## AVAILABLE DATA
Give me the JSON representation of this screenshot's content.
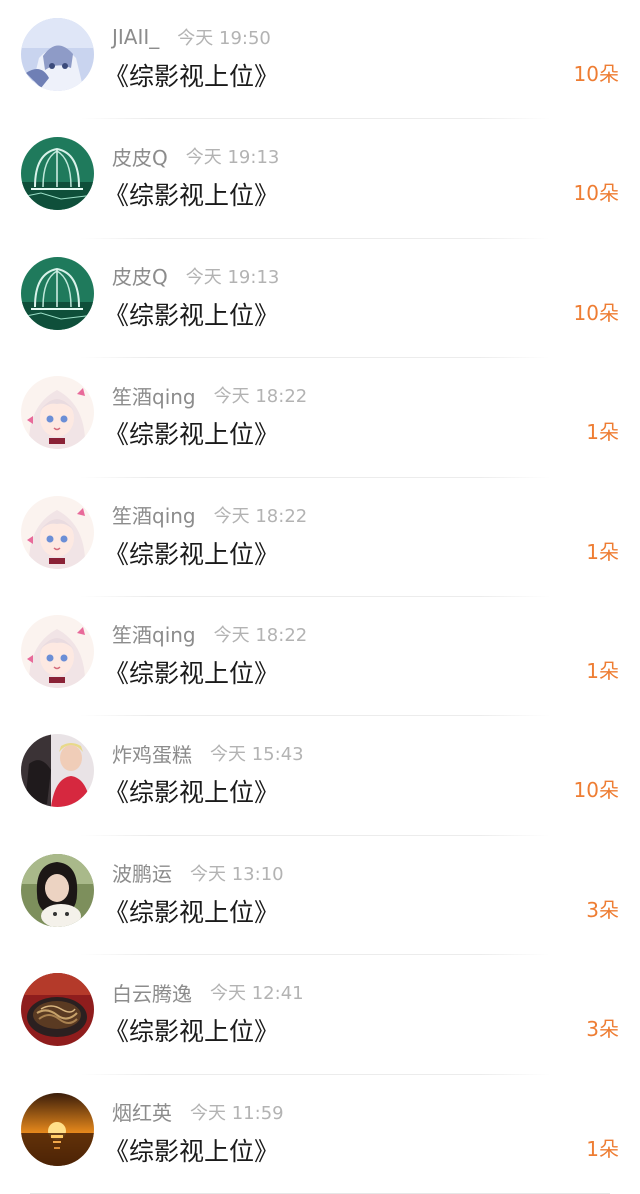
{
  "gift_list": {
    "items": [
      {
        "username": "JIAII_",
        "time": "今天 19:50",
        "title": "《综影视上位》",
        "amount": "10朵",
        "avatar_icon": "anime-girl-blue-icon"
      },
      {
        "username": "皮皮Q",
        "time": "今天 19:13",
        "title": "《综影视上位》",
        "amount": "10朵",
        "avatar_icon": "green-gazebo-icon"
      },
      {
        "username": "皮皮Q",
        "time": "今天 19:13",
        "title": "《综影视上位》",
        "amount": "10朵",
        "avatar_icon": "green-gazebo-icon"
      },
      {
        "username": "笙酒qing",
        "time": "今天 18:22",
        "title": "《综影视上位》",
        "amount": "1朵",
        "avatar_icon": "anime-girl-pink-icon"
      },
      {
        "username": "笙酒qing",
        "time": "今天 18:22",
        "title": "《综影视上位》",
        "amount": "1朵",
        "avatar_icon": "anime-girl-pink-icon"
      },
      {
        "username": "笙酒qing",
        "time": "今天 18:22",
        "title": "《综影视上位》",
        "amount": "1朵",
        "avatar_icon": "anime-girl-pink-icon"
      },
      {
        "username": "炸鸡蛋糕",
        "time": "今天 15:43",
        "title": "《综影视上位》",
        "amount": "10朵",
        "avatar_icon": "person-photo-icon"
      },
      {
        "username": "波鹏运",
        "time": "今天 13:10",
        "title": "《综影视上位》",
        "amount": "3朵",
        "avatar_icon": "girl-with-dog-icon"
      },
      {
        "username": "白云腾逸",
        "time": "今天 12:41",
        "title": "《综影视上位》",
        "amount": "3朵",
        "avatar_icon": "noodles-plate-icon"
      },
      {
        "username": "烟红英",
        "time": "今天 11:59",
        "title": "《综影视上位》",
        "amount": "1朵",
        "avatar_icon": "sunset-sea-icon"
      }
    ]
  },
  "colors": {
    "amount": "#ee7d33",
    "username": "#8c8c8c",
    "time": "#b3b3b3",
    "title": "#1a1a1a"
  }
}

## THE REQUEST
Without the pictures, restate all of the entries above verbatim.

## EXERCISE RESPONSE
Give me the JSON representation of this screenshot's content.
{
  "gift_list": {
    "items": [
      {
        "username": "JIAII_",
        "time": "今天 19:50",
        "title": "《综影视上位》",
        "amount": "10朵",
        "avatar_icon": "anime-girl-blue-icon"
      },
      {
        "username": "皮皮Q",
        "time": "今天 19:13",
        "title": "《综影视上位》",
        "amount": "10朵",
        "avatar_icon": "green-gazebo-icon"
      },
      {
        "username": "皮皮Q",
        "time": "今天 19:13",
        "title": "《综影视上位》",
        "amount": "10朵",
        "avatar_icon": "green-gazebo-icon"
      },
      {
        "username": "笙酒qing",
        "time": "今天 18:22",
        "title": "《综影视上位》",
        "amount": "1朵",
        "avatar_icon": "anime-girl-pink-icon"
      },
      {
        "username": "笙酒qing",
        "time": "今天 18:22",
        "title": "《综影视上位》",
        "amount": "1朵",
        "avatar_icon": "anime-girl-pink-icon"
      },
      {
        "username": "笙酒qing",
        "time": "今天 18:22",
        "title": "《综影视上位》",
        "amount": "1朵",
        "avatar_icon": "anime-girl-pink-icon"
      },
      {
        "username": "炸鸡蛋糕",
        "time": "今天 15:43",
        "title": "《综影视上位》",
        "amount": "10朵",
        "avatar_icon": "person-photo-icon"
      },
      {
        "username": "波鹏运",
        "time": "今天 13:10",
        "title": "《综影视上位》",
        "amount": "3朵",
        "avatar_icon": "girl-with-dog-icon"
      },
      {
        "username": "白云腾逸",
        "time": "今天 12:41",
        "title": "《综影视上位》",
        "amount": "3朵",
        "avatar_icon": "noodles-plate-icon"
      },
      {
        "username": "烟红英",
        "time": "今天 11:59",
        "title": "《综影视上位》",
        "amount": "1朵",
        "avatar_icon": "sunset-sea-icon"
      }
    ]
  },
  "colors": {
    "amount": "#ee7d33",
    "username": "#8c8c8c",
    "time": "#b3b3b3",
    "title": "#1a1a1a"
  }
}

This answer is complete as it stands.